-- start RECORDS SUPPLIED --

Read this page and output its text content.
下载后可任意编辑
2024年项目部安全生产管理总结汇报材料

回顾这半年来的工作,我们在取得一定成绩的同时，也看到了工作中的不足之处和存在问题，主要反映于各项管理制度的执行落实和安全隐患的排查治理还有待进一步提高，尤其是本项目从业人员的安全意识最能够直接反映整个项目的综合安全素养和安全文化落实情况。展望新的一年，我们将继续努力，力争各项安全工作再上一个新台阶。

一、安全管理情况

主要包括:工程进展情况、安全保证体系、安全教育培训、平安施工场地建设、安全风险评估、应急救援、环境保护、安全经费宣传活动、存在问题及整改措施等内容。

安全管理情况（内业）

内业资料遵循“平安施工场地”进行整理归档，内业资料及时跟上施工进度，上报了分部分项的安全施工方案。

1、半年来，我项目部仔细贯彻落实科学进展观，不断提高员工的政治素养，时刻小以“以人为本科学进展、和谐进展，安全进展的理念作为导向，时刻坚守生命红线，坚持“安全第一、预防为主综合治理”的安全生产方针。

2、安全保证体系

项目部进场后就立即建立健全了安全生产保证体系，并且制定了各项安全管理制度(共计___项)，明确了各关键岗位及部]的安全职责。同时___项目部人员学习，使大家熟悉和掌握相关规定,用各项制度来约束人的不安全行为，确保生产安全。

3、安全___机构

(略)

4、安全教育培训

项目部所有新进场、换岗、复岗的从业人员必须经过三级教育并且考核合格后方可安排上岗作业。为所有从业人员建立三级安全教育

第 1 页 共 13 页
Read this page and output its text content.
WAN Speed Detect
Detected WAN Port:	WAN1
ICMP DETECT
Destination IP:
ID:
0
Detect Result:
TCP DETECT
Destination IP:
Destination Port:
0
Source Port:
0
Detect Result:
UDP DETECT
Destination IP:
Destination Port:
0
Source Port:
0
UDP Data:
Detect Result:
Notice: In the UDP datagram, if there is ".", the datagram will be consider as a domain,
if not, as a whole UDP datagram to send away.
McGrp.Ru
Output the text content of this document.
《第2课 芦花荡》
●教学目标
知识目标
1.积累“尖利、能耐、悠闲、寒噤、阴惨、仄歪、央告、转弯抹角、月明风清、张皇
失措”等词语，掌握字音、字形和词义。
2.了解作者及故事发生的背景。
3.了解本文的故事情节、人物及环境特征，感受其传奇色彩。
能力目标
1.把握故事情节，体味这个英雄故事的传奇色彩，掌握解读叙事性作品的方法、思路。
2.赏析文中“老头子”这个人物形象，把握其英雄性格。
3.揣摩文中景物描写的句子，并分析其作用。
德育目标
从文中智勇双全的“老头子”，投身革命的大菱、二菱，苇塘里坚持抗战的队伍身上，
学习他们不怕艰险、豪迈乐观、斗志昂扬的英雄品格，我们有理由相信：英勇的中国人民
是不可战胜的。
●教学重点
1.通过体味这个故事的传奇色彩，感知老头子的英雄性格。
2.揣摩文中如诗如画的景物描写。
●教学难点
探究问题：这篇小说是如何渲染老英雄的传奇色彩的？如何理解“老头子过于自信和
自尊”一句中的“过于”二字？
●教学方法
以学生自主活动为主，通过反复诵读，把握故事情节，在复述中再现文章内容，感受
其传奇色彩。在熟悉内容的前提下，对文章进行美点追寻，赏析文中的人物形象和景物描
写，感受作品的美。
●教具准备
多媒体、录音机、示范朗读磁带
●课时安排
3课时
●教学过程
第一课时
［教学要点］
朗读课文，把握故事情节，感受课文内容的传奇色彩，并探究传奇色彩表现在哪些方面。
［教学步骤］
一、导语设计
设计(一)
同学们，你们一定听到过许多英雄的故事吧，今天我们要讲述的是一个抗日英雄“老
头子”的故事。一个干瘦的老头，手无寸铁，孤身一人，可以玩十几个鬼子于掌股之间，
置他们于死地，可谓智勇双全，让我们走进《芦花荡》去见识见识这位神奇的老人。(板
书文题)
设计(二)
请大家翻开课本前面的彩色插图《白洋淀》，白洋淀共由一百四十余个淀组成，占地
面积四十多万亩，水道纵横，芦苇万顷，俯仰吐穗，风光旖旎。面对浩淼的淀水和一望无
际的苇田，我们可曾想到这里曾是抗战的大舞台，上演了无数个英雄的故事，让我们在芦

-- end RECORDS SUPPLIED --

Take every line containing the word "安全保证体系" and copy it.

ANSWER TO THIS TASK:
主要包括:工程进展情况、安全保证体系、安全教育培训、平安施工场地建设、安全风险评估、应急救援、环境保护、安全经费宣传活动、存在问题及整改措施等内容。
2、安全保证体系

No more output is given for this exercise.